-- start of Dataset extract --

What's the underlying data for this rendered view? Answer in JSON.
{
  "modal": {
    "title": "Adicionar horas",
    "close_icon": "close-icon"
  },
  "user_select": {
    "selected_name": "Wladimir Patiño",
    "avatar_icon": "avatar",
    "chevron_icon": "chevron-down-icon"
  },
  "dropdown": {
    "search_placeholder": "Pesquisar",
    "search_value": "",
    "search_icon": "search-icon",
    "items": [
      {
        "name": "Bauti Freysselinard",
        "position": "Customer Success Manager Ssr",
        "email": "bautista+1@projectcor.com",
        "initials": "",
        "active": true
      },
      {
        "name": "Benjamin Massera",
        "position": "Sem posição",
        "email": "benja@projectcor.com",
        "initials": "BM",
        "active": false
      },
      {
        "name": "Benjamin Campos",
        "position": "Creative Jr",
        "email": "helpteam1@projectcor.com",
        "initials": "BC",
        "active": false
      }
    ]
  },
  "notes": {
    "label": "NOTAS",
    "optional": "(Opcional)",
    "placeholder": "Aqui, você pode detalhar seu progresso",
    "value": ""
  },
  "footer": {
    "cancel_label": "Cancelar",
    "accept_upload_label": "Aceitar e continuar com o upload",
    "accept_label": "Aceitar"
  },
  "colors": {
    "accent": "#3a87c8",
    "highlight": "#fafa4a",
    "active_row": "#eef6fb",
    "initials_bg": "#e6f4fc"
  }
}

-- end of Dataset extract --
-- start of Dataset extract --

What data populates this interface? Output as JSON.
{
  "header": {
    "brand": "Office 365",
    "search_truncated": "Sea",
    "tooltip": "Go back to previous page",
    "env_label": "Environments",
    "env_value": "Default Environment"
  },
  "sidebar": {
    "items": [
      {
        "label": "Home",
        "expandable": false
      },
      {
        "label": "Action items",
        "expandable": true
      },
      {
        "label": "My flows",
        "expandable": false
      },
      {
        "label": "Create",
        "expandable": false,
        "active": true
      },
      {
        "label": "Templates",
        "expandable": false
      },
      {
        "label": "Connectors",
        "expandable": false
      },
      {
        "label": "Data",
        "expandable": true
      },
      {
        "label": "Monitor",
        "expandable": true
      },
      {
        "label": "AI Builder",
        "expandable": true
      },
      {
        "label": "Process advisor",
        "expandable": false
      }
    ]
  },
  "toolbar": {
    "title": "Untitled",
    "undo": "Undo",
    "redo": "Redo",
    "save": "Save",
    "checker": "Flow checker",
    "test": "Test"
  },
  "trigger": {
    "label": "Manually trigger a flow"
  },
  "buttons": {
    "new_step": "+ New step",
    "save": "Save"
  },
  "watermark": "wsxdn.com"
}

-- end of Dataset extract --

● **What you have to do**: Filter the entries down to the lines containing "projectcor". Copy each of those lines.

● **Written reply**:
        "email": "bautista+1@projectcor.com",
        "email": "benja@projectcor.com",
        "email": "helpteam1@projectcor.com",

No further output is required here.